● **What the task requires**:
Say how many lines hold the string "date", and nothing more.
-- Begin Dataset records --
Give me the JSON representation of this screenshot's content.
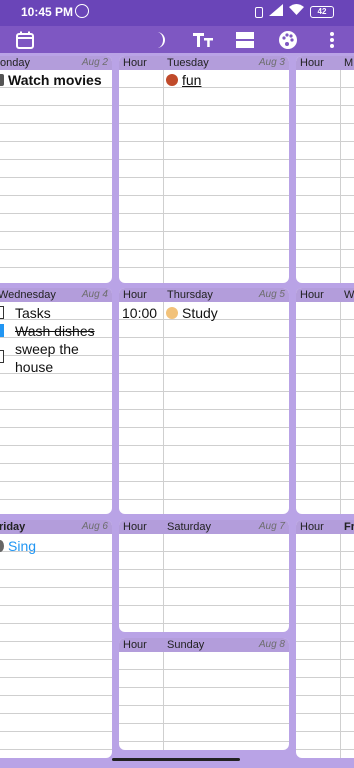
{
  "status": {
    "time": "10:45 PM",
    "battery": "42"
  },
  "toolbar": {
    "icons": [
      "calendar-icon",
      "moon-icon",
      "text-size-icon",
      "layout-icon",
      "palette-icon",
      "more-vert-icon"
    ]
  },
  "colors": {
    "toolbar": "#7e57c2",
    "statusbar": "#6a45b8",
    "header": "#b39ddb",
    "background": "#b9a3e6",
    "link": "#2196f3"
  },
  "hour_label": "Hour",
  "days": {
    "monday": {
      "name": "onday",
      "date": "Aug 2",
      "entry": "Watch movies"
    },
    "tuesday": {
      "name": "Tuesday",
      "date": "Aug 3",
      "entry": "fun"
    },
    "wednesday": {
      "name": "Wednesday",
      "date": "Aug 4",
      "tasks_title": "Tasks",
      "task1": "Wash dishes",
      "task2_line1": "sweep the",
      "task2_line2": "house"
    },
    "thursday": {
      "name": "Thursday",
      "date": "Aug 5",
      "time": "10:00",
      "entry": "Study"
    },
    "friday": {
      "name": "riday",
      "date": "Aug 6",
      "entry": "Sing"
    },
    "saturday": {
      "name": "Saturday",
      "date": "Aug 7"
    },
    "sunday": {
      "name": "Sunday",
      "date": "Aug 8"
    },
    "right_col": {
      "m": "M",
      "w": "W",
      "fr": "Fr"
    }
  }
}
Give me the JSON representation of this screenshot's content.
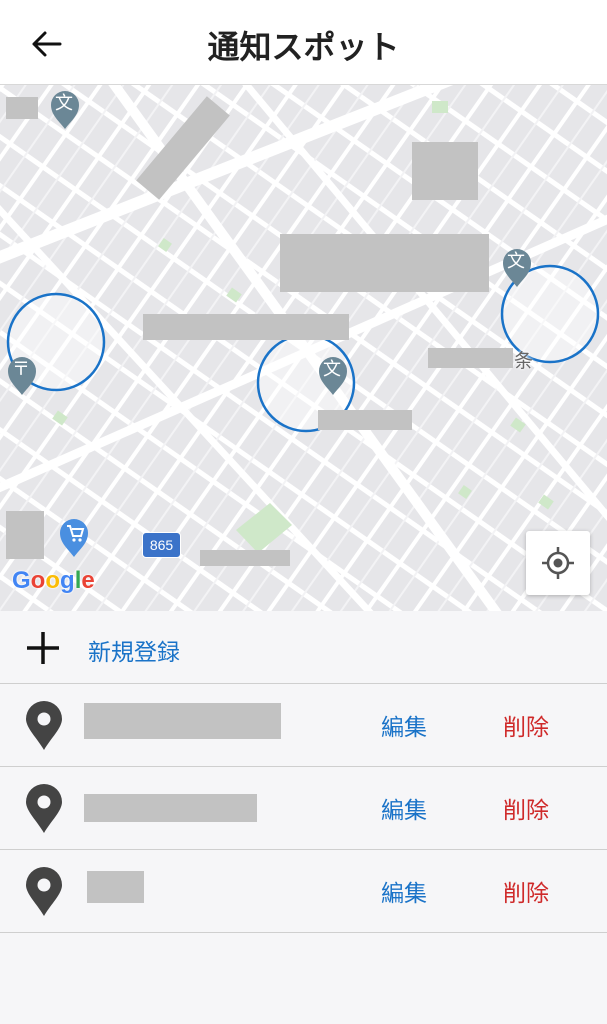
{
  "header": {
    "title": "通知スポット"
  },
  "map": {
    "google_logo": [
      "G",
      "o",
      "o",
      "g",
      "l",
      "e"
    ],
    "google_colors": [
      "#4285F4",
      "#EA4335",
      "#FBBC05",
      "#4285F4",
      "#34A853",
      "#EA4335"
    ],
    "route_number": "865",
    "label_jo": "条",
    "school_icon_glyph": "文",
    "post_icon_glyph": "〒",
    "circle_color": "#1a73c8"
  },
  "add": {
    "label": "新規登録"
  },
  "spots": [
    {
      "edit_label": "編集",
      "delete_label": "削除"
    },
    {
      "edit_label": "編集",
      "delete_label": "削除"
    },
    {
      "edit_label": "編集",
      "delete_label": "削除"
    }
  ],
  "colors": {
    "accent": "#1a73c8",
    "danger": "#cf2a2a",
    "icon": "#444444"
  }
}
-- End Dataset records --
● **Solution for this problem**:
7